-- start DATASET RECORDS --

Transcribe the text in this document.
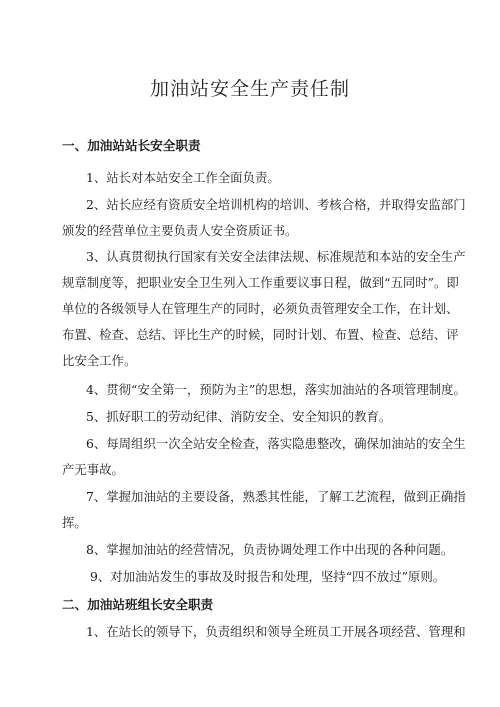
加油站安全生产责任制
一、加油站站长安全职责
1、站长对本站安全工作全面负责。
2、站长应经有资质安全培训机构的培训、考核合格，并取得安监部门
颁发的经营单位主要负责人安全资质证书。
3、认真贯彻执行国家有关安全法律法规、标准规范和本站的安全生产
规章制度等，把职业安全卫生列入工作重要议事日程，做到“五同时”。即
单位的各级领导人在管理生产的同时，必须负责管理安全工作，在计划、
布置、检查、总结、评比生产的时候，同时计划、布置、检查、总结、评
比安全工作。
4、贯彻“安全第一，预防为主”的思想，落实加油站的各项管理制度。
5、抓好职工的劳动纪律、消防安全、安全知识的教育。
6、每周组织一次全站安全检查，落实隐患整改，确保加油站的安全生
产无事故。
7、掌握加油站的主要设备，熟悉其性能，了解工艺流程，做到正确指
挥。
8、掌握加油站的经营情况，负责协调处理工作中出现的各种问题。
9、对加油站发生的事故及时报告和处理，坚持“四不放过”原则。
二、加油站班组长安全职责
1、在站长的领导下，负责组织和领导全班员工开展各项经营、管理和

-- end DATASET RECORDS --

• _TO DO_
Every line of the material is to be quoted exactly, with no pictures carried over.

• _OUTPUT FOR THIS EXERCISE_
Transcribe the text in this document.
加油站安全生产责任制
一、加油站站长安全职责
1、站长对本站安全工作全面负责。
2、站长应经有资质安全培训机构的培训、考核合格，并取得安监部门
颁发的经营单位主要负责人安全资质证书。
3、认真贯彻执行国家有关安全法律法规、标准规范和本站的安全生产
规章制度等，把职业安全卫生列入工作重要议事日程，做到“五同时”。即
单位的各级领导人在管理生产的同时，必须负责管理安全工作，在计划、
布置、检查、总结、评比生产的时候，同时计划、布置、检查、总结、评
比安全工作。
4、贯彻“安全第一，预防为主”的思想，落实加油站的各项管理制度。
5、抓好职工的劳动纪律、消防安全、安全知识的教育。
6、每周组织一次全站安全检查，落实隐患整改，确保加油站的安全生
产无事故。
7、掌握加油站的主要设备，熟悉其性能，了解工艺流程，做到正确指
挥。
8、掌握加油站的经营情况，负责协调处理工作中出现的各种问题。
9、对加油站发生的事故及时报告和处理，坚持“四不放过”原则。
二、加油站班组长安全职责
1、在站长的领导下，负责组织和领导全班员工开展各项经营、管理和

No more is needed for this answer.